> **Task requirements**
Omit the images, then output each of the records below exactly.

Data entries
* * * * * * *

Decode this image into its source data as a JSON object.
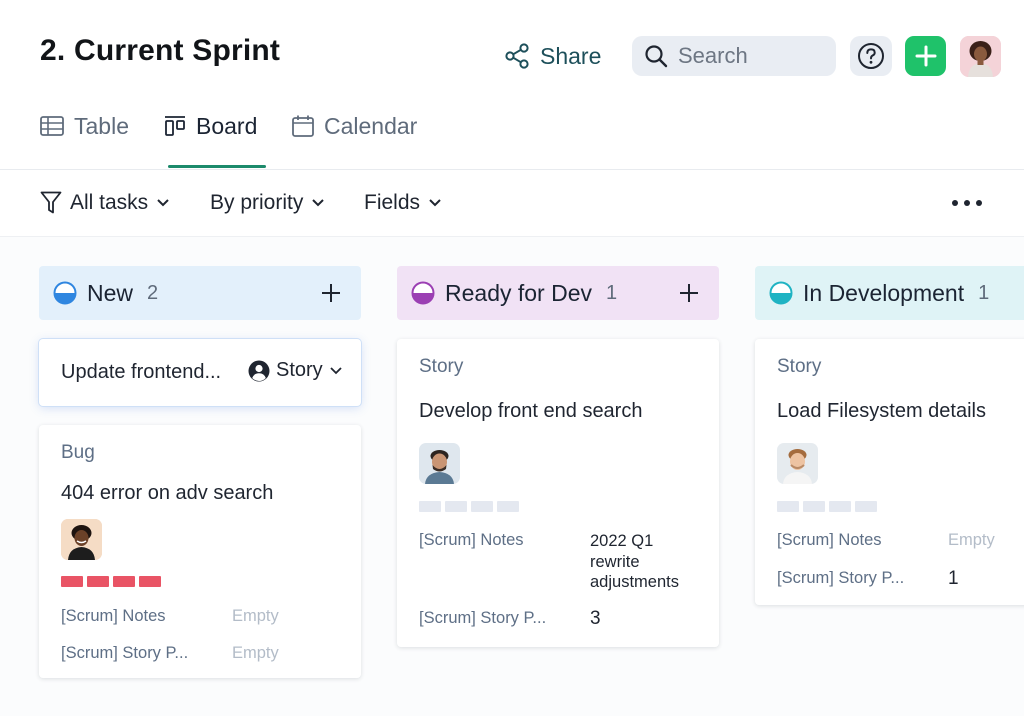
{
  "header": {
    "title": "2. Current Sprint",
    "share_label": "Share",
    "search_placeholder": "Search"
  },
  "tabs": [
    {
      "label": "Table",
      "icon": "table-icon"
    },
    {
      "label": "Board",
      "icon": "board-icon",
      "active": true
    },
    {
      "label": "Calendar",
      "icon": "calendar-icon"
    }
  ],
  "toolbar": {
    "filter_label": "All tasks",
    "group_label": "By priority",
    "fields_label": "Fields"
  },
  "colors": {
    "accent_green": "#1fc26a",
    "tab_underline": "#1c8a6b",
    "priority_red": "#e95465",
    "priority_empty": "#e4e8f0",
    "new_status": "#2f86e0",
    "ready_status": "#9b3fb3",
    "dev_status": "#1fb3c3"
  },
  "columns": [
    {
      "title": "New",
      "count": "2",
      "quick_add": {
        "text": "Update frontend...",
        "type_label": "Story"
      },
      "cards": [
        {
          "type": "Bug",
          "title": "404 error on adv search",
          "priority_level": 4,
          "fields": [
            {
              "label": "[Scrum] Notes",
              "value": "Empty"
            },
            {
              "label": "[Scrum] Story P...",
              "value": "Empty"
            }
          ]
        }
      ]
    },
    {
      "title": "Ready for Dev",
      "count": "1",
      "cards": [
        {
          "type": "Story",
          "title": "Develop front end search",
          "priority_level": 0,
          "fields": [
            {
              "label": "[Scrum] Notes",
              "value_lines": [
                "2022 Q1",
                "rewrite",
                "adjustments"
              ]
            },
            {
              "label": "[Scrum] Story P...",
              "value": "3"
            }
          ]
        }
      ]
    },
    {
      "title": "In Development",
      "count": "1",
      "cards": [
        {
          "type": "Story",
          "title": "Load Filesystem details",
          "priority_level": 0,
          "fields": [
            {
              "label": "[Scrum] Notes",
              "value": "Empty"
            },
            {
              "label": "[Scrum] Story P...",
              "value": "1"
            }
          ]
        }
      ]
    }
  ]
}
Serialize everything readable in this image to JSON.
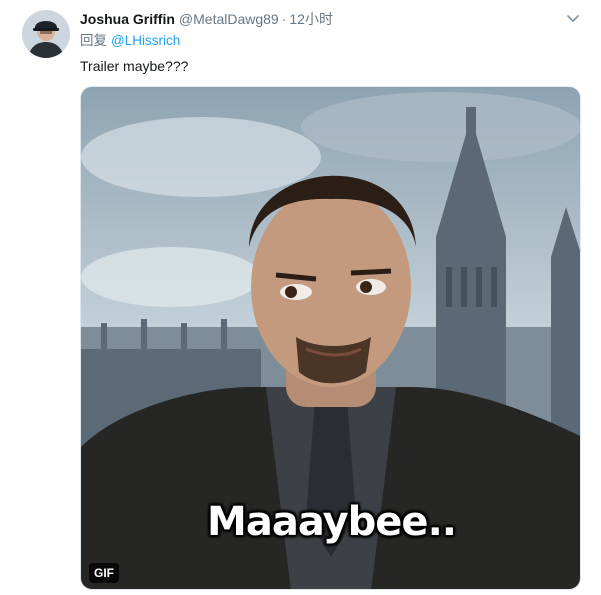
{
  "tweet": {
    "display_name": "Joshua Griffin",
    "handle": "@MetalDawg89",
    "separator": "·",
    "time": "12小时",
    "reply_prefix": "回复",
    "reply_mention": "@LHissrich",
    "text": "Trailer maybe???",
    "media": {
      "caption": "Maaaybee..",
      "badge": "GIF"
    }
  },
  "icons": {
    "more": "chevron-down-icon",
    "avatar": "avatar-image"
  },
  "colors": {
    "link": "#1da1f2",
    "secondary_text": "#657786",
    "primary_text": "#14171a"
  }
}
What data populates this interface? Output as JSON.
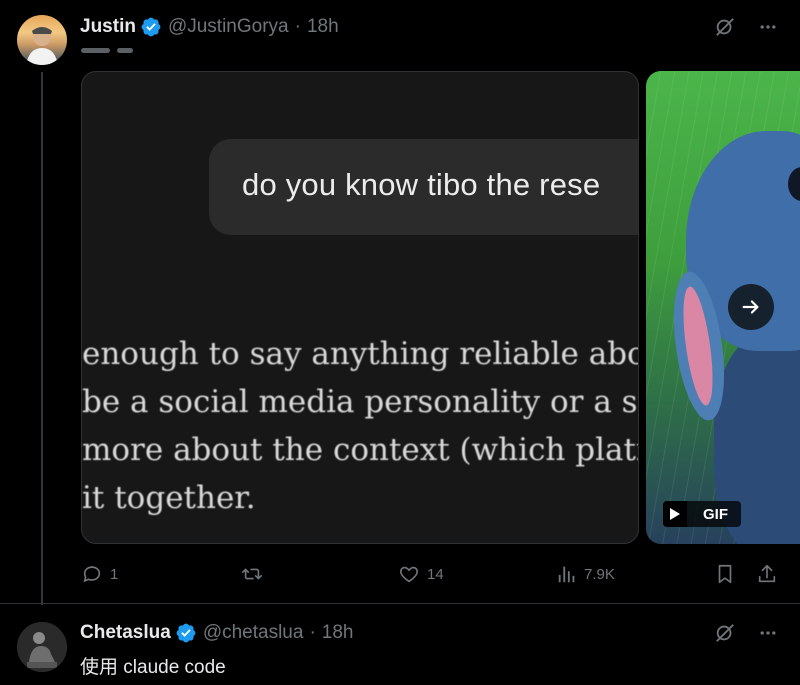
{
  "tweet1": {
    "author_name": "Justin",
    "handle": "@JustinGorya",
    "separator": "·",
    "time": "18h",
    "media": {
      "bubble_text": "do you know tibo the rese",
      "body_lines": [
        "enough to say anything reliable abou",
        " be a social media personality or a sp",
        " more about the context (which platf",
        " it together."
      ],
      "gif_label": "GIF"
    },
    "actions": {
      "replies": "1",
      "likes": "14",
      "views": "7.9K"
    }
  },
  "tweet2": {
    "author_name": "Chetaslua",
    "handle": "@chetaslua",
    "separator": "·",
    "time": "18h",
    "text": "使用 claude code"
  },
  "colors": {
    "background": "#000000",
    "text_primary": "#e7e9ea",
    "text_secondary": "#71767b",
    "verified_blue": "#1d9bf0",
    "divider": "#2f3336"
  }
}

* * * * * * *

> **Complete output**
Decode this image into its source data as a JSON object.
{
  "header": {
    "title": "2. Current Sprint",
    "share_label": "Share",
    "search_placeholder": "Search"
  },
  "tabs": [
    {
      "label": "Table",
      "icon": "table-icon"
    },
    {
      "label": "Board",
      "icon": "board-icon",
      "active": true
    },
    {
      "label": "Calendar",
      "icon": "calendar-icon"
    }
  ],
  "toolbar": {
    "filter_label": "All tasks",
    "group_label": "By priority",
    "fields_label": "Fields"
  },
  "colors": {
    "accent_green": "#1fc26a",
    "tab_underline": "#1c8a6b",
    "priority_red": "#e95465",
    "priority_empty": "#e4e8f0",
    "new_status": "#2f86e0",
    "ready_status": "#9b3fb3",
    "dev_status": "#1fb3c3"
  },
  "columns": [
    {
      "title": "New",
      "count": "2",
      "quick_add": {
        "text": "Update frontend...",
        "type_label": "Story"
      },
      "cards": [
        {
          "type": "Bug",
          "title": "404 error on adv search",
          "priority_level": 4,
          "fields": [
            {
              "label": "[Scrum] Notes",
              "value": "Empty"
            },
            {
              "label": "[Scrum] Story P...",
              "value": "Empty"
            }
          ]
        }
      ]
    },
    {
      "title": "Ready for Dev",
      "count": "1",
      "cards": [
        {
          "type": "Story",
          "title": "Develop front end search",
          "priority_level": 0,
          "fields": [
            {
              "label": "[Scrum] Notes",
              "value_lines": [
                "2022 Q1",
                "rewrite",
                "adjustments"
              ]
            },
            {
              "label": "[Scrum] Story P...",
              "value": "3"
            }
          ]
        }
      ]
    },
    {
      "title": "In Development",
      "count": "1",
      "cards": [
        {
          "type": "Story",
          "title": "Load Filesystem details",
          "priority_level": 0,
          "fields": [
            {
              "label": "[Scrum] Notes",
              "value": "Empty"
            },
            {
              "label": "[Scrum] Story P...",
              "value": "1"
            }
          ]
        }
      ]
    }
  ]
}
Serialize everything readable in this image to JSON.
{
  "tweet": {
    "display_name": "Joshua Griffin",
    "handle": "@MetalDawg89",
    "separator": "·",
    "time": "12小时",
    "reply_prefix": "回复",
    "reply_mention": "@LHissrich",
    "text": "Trailer maybe???",
    "media": {
      "caption": "Maaaybee..",
      "badge": "GIF"
    }
  },
  "icons": {
    "more": "chevron-down-icon",
    "avatar": "avatar-image"
  },
  "colors": {
    "link": "#1da1f2",
    "secondary_text": "#657786",
    "primary_text": "#14171a"
  }
}
What data populates this interface? Output as JSON.
{
  "tweet1": {
    "author_name": "Justin",
    "handle": "@JustinGorya",
    "separator": "·",
    "time": "18h",
    "media": {
      "bubble_text": "do you know tibo the rese",
      "body_lines": [
        "enough to say anything reliable abou",
        " be a social media personality or a sp",
        " more about the context (which platf",
        " it together."
      ],
      "gif_label": "GIF"
    },
    "actions": {
      "replies": "1",
      "likes": "14",
      "views": "7.9K"
    }
  },
  "tweet2": {
    "author_name": "Chetaslua",
    "handle": "@chetaslua",
    "separator": "·",
    "time": "18h",
    "text": "使用 claude code"
  },
  "colors": {
    "background": "#000000",
    "text_primary": "#e7e9ea",
    "text_secondary": "#71767b",
    "verified_blue": "#1d9bf0",
    "divider": "#2f3336"
  }
}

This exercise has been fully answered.